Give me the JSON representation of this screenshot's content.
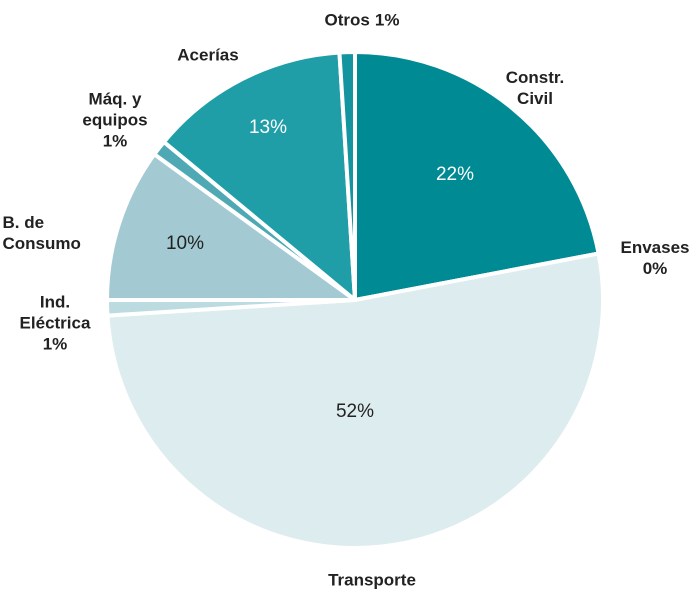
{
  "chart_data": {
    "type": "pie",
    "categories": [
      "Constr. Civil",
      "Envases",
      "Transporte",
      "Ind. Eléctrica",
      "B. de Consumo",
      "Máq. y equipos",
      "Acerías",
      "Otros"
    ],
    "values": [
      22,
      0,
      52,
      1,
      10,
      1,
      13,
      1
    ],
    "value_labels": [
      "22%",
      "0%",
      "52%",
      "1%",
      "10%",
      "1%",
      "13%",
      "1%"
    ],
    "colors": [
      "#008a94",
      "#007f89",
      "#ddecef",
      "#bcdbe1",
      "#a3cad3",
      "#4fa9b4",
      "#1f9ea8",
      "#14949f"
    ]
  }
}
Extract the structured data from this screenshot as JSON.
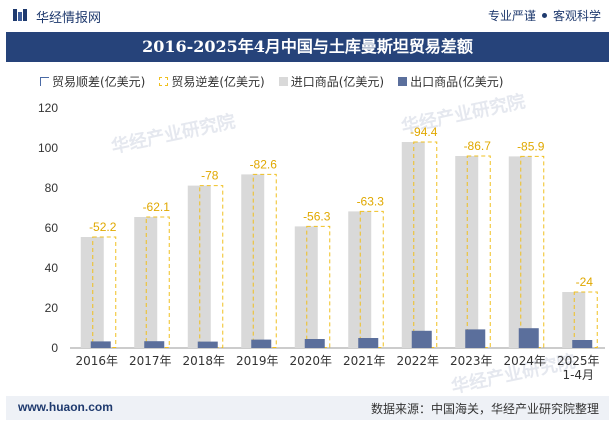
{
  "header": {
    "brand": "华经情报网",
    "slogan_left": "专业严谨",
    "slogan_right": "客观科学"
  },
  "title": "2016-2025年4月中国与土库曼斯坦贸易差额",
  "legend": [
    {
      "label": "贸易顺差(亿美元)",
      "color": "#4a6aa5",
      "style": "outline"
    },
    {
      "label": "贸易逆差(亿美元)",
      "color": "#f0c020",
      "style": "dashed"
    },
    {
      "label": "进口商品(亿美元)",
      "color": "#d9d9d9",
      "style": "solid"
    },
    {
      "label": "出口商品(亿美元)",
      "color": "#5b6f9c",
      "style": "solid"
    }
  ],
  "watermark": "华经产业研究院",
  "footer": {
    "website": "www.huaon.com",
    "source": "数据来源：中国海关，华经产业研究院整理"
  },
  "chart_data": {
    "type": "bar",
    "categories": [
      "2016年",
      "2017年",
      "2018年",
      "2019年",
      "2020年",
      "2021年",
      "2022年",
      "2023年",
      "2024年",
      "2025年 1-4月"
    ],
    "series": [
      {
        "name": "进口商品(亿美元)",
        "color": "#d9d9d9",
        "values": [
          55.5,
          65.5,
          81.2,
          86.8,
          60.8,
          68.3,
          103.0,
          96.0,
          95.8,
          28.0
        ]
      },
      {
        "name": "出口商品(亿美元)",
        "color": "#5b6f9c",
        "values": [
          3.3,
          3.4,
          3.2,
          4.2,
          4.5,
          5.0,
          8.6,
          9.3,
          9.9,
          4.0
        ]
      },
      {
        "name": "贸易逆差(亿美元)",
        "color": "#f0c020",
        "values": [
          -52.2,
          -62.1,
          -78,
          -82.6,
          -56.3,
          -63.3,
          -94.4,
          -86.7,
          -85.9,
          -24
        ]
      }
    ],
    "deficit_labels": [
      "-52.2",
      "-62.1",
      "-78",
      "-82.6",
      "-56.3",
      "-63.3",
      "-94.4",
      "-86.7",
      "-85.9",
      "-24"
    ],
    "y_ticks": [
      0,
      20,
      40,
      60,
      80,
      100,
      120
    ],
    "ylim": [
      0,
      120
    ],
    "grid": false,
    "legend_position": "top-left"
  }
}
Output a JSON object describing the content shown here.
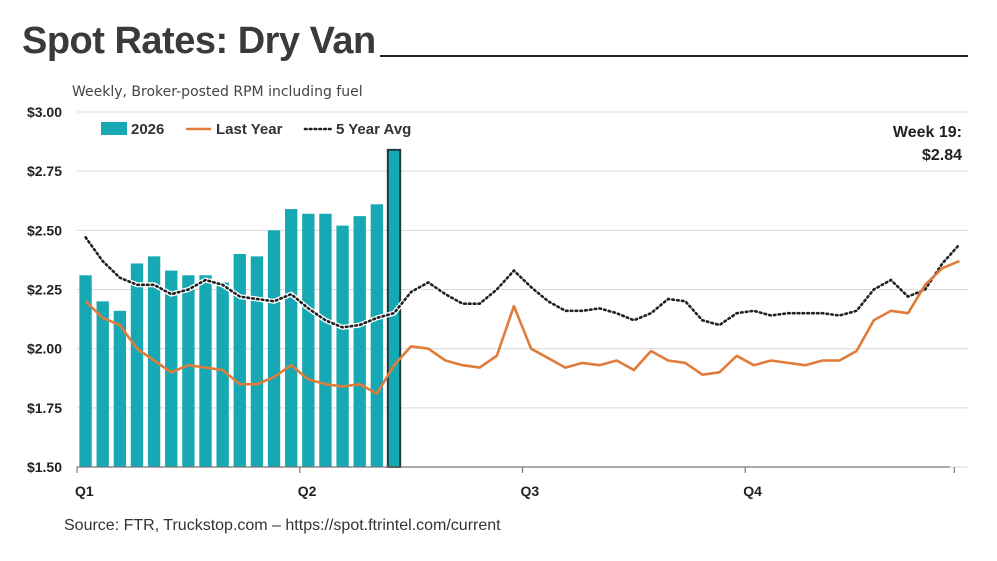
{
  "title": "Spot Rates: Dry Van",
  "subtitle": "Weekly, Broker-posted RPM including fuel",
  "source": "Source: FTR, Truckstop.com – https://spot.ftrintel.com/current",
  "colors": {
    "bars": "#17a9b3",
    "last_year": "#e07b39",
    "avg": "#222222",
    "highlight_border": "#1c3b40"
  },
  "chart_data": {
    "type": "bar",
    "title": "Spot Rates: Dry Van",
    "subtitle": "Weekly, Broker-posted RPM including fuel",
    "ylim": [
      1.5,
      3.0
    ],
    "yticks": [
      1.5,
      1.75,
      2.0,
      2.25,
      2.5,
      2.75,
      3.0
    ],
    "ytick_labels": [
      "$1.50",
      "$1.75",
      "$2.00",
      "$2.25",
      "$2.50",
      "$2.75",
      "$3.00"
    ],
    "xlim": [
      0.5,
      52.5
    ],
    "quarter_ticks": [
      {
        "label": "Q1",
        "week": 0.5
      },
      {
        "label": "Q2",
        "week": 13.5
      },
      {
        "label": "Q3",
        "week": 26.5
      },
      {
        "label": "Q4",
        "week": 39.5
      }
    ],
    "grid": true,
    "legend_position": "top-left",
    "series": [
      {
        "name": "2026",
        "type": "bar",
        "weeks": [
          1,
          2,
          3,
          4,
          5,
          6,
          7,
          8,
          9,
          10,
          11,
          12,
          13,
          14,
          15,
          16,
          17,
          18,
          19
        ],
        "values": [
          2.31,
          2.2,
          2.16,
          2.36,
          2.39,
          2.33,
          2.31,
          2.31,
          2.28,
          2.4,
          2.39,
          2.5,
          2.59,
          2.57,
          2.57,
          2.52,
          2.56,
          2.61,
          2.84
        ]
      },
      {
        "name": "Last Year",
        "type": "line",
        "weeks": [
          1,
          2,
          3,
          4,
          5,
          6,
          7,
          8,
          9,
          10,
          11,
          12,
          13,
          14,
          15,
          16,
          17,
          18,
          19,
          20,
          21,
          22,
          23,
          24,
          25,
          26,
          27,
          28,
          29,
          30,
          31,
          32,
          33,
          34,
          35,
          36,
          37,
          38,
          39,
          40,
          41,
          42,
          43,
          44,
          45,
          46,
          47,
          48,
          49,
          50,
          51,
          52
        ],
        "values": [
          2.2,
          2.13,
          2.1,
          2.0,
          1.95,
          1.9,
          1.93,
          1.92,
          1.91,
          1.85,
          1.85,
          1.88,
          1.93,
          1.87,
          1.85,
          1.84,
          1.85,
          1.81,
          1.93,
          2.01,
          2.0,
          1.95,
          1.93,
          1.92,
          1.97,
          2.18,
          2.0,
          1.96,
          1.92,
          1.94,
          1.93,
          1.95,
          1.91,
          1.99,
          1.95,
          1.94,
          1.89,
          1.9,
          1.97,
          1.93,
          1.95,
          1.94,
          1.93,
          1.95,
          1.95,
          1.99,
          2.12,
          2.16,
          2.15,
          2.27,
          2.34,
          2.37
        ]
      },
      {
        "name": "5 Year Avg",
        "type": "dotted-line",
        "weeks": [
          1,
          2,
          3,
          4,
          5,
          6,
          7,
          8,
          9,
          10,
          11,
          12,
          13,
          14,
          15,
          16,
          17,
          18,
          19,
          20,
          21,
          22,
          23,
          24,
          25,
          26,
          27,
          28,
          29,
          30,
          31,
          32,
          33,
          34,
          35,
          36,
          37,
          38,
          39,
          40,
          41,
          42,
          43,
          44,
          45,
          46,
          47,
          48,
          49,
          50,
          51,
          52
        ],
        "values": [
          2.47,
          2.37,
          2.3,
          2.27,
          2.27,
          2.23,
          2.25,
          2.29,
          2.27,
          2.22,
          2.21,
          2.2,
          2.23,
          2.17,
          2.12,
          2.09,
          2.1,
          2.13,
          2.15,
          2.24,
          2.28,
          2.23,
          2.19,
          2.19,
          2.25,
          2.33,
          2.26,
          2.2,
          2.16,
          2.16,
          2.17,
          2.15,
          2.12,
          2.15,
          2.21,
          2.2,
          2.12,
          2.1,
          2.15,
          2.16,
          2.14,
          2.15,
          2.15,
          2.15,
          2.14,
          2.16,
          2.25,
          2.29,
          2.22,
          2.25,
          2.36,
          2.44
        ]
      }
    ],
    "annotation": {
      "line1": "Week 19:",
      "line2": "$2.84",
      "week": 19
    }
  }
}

•••••

### WRITTEN REQUEST
Select and copy every line of the material that holds the string "subtitle".

### EXERCISE RESULT
  "subtitle": "Weekly, Broker-posted RPM including fuel",
    "subtitle": "Weekly, Broker-posted RPM including fuel",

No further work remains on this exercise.